(Dataset entries on figures)
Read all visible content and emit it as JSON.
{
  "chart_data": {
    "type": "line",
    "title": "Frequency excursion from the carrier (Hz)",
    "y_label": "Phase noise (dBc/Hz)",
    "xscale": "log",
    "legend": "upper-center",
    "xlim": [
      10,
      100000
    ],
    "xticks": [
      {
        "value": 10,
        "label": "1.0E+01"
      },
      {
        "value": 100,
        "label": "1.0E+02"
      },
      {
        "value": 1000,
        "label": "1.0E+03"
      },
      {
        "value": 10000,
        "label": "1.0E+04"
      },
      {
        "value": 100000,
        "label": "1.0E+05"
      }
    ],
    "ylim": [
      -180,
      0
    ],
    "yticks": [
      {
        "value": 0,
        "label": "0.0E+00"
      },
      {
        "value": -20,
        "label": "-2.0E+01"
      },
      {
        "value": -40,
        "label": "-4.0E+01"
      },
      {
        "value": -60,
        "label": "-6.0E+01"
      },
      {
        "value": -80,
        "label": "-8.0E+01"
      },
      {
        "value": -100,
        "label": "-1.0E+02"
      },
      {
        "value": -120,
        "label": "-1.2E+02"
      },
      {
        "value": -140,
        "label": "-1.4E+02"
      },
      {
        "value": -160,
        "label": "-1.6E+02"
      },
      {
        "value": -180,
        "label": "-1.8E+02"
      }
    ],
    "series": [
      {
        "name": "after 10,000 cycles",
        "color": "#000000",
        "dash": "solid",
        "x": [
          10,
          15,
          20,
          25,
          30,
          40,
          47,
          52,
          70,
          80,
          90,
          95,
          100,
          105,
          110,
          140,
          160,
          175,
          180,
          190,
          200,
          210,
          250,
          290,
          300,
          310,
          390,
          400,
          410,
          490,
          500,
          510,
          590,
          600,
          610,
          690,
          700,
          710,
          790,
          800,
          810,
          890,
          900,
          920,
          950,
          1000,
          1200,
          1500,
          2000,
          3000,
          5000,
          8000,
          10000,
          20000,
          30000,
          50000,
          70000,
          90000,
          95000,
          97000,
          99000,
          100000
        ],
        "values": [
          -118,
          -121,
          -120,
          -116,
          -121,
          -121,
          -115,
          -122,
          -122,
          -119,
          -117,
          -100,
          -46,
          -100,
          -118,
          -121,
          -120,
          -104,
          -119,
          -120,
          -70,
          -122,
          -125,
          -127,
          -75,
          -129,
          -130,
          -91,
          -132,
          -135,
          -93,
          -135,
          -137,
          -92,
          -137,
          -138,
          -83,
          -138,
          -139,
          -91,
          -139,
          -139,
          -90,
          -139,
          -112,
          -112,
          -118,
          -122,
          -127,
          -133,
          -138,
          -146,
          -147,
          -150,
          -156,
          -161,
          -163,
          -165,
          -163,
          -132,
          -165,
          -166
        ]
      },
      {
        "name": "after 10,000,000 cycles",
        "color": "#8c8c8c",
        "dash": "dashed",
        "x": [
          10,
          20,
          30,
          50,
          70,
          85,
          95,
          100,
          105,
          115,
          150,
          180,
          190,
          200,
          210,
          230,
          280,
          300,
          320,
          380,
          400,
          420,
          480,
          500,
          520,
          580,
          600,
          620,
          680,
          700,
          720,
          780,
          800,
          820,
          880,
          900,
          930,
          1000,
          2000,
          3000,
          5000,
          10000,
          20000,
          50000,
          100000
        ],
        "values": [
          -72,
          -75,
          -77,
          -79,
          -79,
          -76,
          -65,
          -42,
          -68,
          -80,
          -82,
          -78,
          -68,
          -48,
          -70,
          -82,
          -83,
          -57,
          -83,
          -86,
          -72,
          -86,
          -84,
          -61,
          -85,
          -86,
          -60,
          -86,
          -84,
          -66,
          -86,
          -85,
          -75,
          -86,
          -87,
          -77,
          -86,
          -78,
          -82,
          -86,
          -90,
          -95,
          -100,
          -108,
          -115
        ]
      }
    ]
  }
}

Objective: Without changing a word, restate the whole listing.

Task solution:
Read all visible content and emit it as JSON.
{
  "chart_data": {
    "type": "line",
    "title": "Frequency excursion from the carrier (Hz)",
    "y_label": "Phase noise (dBc/Hz)",
    "xscale": "log",
    "legend": "upper-center",
    "xlim": [
      10,
      100000
    ],
    "xticks": [
      {
        "value": 10,
        "label": "1.0E+01"
      },
      {
        "value": 100,
        "label": "1.0E+02"
      },
      {
        "value": 1000,
        "label": "1.0E+03"
      },
      {
        "value": 10000,
        "label": "1.0E+04"
      },
      {
        "value": 100000,
        "label": "1.0E+05"
      }
    ],
    "ylim": [
      -180,
      0
    ],
    "yticks": [
      {
        "value": 0,
        "label": "0.0E+00"
      },
      {
        "value": -20,
        "label": "-2.0E+01"
      },
      {
        "value": -40,
        "label": "-4.0E+01"
      },
      {
        "value": -60,
        "label": "-6.0E+01"
      },
      {
        "value": -80,
        "label": "-8.0E+01"
      },
      {
        "value": -100,
        "label": "-1.0E+02"
      },
      {
        "value": -120,
        "label": "-1.2E+02"
      },
      {
        "value": -140,
        "label": "-1.4E+02"
      },
      {
        "value": -160,
        "label": "-1.6E+02"
      },
      {
        "value": -180,
        "label": "-1.8E+02"
      }
    ],
    "series": [
      {
        "name": "after 10,000 cycles",
        "color": "#000000",
        "dash": "solid",
        "x": [
          10,
          15,
          20,
          25,
          30,
          40,
          47,
          52,
          70,
          80,
          90,
          95,
          100,
          105,
          110,
          140,
          160,
          175,
          180,
          190,
          200,
          210,
          250,
          290,
          300,
          310,
          390,
          400,
          410,
          490,
          500,
          510,
          590,
          600,
          610,
          690,
          700,
          710,
          790,
          800,
          810,
          890,
          900,
          920,
          950,
          1000,
          1200,
          1500,
          2000,
          3000,
          5000,
          8000,
          10000,
          20000,
          30000,
          50000,
          70000,
          90000,
          95000,
          97000,
          99000,
          100000
        ],
        "values": [
          -118,
          -121,
          -120,
          -116,
          -121,
          -121,
          -115,
          -122,
          -122,
          -119,
          -117,
          -100,
          -46,
          -100,
          -118,
          -121,
          -120,
          -104,
          -119,
          -120,
          -70,
          -122,
          -125,
          -127,
          -75,
          -129,
          -130,
          -91,
          -132,
          -135,
          -93,
          -135,
          -137,
          -92,
          -137,
          -138,
          -83,
          -138,
          -139,
          -91,
          -139,
          -139,
          -90,
          -139,
          -112,
          -112,
          -118,
          -122,
          -127,
          -133,
          -138,
          -146,
          -147,
          -150,
          -156,
          -161,
          -163,
          -165,
          -163,
          -132,
          -165,
          -166
        ]
      },
      {
        "name": "after 10,000,000 cycles",
        "color": "#8c8c8c",
        "dash": "dashed",
        "x": [
          10,
          20,
          30,
          50,
          70,
          85,
          95,
          100,
          105,
          115,
          150,
          180,
          190,
          200,
          210,
          230,
          280,
          300,
          320,
          380,
          400,
          420,
          480,
          500,
          520,
          580,
          600,
          620,
          680,
          700,
          720,
          780,
          800,
          820,
          880,
          900,
          930,
          1000,
          2000,
          3000,
          5000,
          10000,
          20000,
          50000,
          100000
        ],
        "values": [
          -72,
          -75,
          -77,
          -79,
          -79,
          -76,
          -65,
          -42,
          -68,
          -80,
          -82,
          -78,
          -68,
          -48,
          -70,
          -82,
          -83,
          -57,
          -83,
          -86,
          -72,
          -86,
          -84,
          -61,
          -85,
          -86,
          -60,
          -86,
          -84,
          -66,
          -86,
          -85,
          -75,
          -86,
          -87,
          -77,
          -86,
          -78,
          -82,
          -86,
          -90,
          -95,
          -100,
          -108,
          -115
        ]
      }
    ]
  }
}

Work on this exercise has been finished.